- _About this task_
Resume the article on fatigue in rib beam bridge carriageway slabs, beginning right after its last sentence.

- _Document text_
□ □ □ □ □ □ □
Research Article | Open Access

Volume 2022 | Article ID 7455038 | https://doi.org/10.1155/2022/7455038

Research on Fatigue Performance of the Rib Beam Bridge Carriageway Slab Based on Cumulative Damage Theory

Binglin Chen,¹Tianlai Yu,¹Linlin Zhang,¹Yuxuan Wu,¹and Yifan Wang¹

Academic Editor: Melina Bosco

Received21 Oct 2021

Revised10 Apr 2022

Accepted08 Aug 2022

Published05 Dec 2022

Abstract

The purpose of this paper is to study the development law of fatigue damage of the carriageway slab of reinforced concrete ribbed girder bridge and to provide theoretical support for carriageway slab design. The fatigue test of reinforced concrete rib beam bridge carriageway slabs was conducted. Based on the material fatigue damage theory, the fatigue damage model was established by ABAQUS software. The fatigue performance, failure mechanism, and the effect of fatigue level on the fatigue performance of the carriageway slab were studied. The experimental research results show that when the slab of the rib beam bridge was fatigued, and the radial crack appeared at the bottom of the slab, which belonged to punching shear failure. The fatigue failure process was divided into three stages as follows: in the initial stage of fatigue, the deflection and reinforcement strain increased linearly with fatigue times, and in the stable development stage, the bottom deflection and reinforcement strain increased steady progression. With the increase in fatigue cycles, the fatigue accumulation damage was gradually accumulated, and the stiffness of the carriageway slab gradually decreases. In the rapid development stage, the deflection, reinforcement strain, and crack growth speed were significantly increased. According to the fatigue damage model, the simulation analysis results show that the accumulated damage to the bridge carriageway was more serious with the increase in fatigue load level. The fatigue damage degree was lower when the design fatigue load level is not greater than 0.55.

1. Introduction

In small and medium-span reinforced concrete rib beam bridges, the carriageway slab is an indispensable component, which directly bears the wheel load and transmits the force to the beam rib. During the normal use of the bridge, the internal damage to the carriageway slab accumulates over a long time repeated, and the carriageway slab will lose its bearing capacity due to that cumulative damage. However, the fatigue failure design of the carriageway slab has not been paid much attention in the current design of reinforced concrete rib beam bridges.

In 1971, Batchclor et al. [1] proposed that the fatigue residual strength of the carriageway slab was about 0.5 after 2 million fatigue cycles load under the fatigue test of the scaled reinforced concrete carriageway slab.

In 1982 and 1988, Sonoda et al. [2, 3] t observed that the crack shape was radial when the bottom of the slab was damaged through the fatigue test of the bridge slabs.

In 2009, A. Pipinato et al. [4] conducted material properties and high-cycle fatigue shear tests on a decommissioned railway bridge. The test results showed that the riveted shear joint was replaced by preloaded bolted joints that comply with Eurocode fatigue design requirements.
□ □ □ □ □ □ □
(Document layout detection data)
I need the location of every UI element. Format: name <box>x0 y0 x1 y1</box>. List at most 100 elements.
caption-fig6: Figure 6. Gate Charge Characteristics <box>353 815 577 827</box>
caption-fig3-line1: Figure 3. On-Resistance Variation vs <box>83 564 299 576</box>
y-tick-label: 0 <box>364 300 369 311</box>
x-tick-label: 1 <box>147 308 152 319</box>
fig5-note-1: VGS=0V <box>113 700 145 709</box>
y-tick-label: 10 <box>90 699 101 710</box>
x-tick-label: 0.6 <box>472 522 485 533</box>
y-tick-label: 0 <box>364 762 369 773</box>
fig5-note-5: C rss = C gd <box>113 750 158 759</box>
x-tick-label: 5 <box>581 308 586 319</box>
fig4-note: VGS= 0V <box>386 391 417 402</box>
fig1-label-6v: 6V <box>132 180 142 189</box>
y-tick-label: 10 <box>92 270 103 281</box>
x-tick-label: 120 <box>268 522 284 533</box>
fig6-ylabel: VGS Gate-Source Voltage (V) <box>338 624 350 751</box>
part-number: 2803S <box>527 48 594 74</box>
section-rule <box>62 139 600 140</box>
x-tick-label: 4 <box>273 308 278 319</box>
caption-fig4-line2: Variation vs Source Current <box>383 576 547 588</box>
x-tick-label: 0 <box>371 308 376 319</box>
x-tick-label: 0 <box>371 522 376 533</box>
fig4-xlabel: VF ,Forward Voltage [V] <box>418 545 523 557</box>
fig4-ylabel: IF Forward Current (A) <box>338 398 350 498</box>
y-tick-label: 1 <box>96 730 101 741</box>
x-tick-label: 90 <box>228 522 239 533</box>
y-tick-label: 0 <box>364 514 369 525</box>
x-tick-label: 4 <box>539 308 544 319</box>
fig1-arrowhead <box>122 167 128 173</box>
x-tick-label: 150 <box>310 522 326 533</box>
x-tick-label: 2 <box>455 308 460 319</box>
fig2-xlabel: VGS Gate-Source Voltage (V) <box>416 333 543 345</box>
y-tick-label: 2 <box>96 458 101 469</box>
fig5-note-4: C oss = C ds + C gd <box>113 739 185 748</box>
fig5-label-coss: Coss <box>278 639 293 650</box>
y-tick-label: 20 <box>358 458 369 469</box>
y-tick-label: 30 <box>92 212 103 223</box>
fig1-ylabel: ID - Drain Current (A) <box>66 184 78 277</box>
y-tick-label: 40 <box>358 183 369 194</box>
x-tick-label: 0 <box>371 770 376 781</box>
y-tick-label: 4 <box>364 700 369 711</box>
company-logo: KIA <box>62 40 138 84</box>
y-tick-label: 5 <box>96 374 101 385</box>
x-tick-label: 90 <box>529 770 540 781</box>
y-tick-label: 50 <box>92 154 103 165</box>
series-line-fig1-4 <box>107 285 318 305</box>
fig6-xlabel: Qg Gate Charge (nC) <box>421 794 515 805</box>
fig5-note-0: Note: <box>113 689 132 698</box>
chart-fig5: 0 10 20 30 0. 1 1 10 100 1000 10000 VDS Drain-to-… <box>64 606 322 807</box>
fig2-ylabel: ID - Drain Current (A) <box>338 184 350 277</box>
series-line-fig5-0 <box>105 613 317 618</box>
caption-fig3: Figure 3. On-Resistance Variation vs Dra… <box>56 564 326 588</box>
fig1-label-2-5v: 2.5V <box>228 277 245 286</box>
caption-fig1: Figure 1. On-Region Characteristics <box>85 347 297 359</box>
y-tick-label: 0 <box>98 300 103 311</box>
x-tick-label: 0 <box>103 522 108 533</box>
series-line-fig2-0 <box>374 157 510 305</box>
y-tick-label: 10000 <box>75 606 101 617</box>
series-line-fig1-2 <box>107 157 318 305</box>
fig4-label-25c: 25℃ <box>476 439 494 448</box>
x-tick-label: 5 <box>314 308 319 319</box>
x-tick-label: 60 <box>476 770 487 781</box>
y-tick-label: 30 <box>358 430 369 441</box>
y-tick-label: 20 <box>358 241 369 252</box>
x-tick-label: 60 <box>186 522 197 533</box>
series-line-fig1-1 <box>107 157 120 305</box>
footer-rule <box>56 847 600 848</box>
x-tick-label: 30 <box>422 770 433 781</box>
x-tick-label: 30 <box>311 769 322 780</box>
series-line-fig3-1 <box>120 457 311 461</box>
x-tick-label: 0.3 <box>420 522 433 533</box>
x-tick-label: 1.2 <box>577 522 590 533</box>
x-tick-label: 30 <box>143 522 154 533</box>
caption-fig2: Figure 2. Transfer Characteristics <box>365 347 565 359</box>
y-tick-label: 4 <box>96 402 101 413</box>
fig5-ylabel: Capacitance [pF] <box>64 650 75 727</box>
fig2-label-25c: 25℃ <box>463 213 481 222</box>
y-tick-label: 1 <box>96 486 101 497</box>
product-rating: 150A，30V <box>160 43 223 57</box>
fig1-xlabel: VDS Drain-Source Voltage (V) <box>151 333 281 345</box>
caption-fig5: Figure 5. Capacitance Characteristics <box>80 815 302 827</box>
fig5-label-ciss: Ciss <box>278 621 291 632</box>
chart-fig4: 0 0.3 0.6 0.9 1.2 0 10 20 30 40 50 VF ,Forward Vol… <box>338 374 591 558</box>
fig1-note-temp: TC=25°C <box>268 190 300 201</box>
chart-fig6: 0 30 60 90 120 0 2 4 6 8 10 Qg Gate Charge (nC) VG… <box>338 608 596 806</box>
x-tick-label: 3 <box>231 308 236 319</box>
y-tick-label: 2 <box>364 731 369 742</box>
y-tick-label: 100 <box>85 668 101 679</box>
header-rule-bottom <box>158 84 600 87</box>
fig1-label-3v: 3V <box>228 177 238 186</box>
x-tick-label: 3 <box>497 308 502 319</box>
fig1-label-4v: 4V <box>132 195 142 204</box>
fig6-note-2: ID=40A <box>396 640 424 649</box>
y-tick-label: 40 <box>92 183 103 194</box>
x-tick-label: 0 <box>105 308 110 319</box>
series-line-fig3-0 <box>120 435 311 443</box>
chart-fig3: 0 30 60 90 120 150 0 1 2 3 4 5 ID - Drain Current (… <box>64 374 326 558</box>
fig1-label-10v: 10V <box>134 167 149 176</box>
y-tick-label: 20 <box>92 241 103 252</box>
□ □ □ □ □ □ □
- _Output below_
Also, Pipinato [5] et al. performed static fatigue tests of the connection state of bridge rivets on the same railway bridge in 2011 and compared the fatigue design curve with the test results. The results showed that the fatigue performance of rivets was equivalent to that of nonpreloaded bolts.

In 2019, Li [6] conducted the influence of the concrete strength grade, reinforcement ratio, different load levels, length-to-short side ratio, and thickness on the fatigue performance of the bridge slabs and announced the fatigue development law and fatigue failure form of the carriageway slab.

Although scholars have carried out some research on reinforced concrete roadway slabs, the research on the fatigue performance of carriageway slabs based on fatigue tests and fatigue cumulative damage theory has not been in-depth. In this paper, the fatigue test was carried out in the carriageway slab, and a fatigue model was established based on the cumulative damage theory. The fatigue performance of the carriageway slab was studied systematically.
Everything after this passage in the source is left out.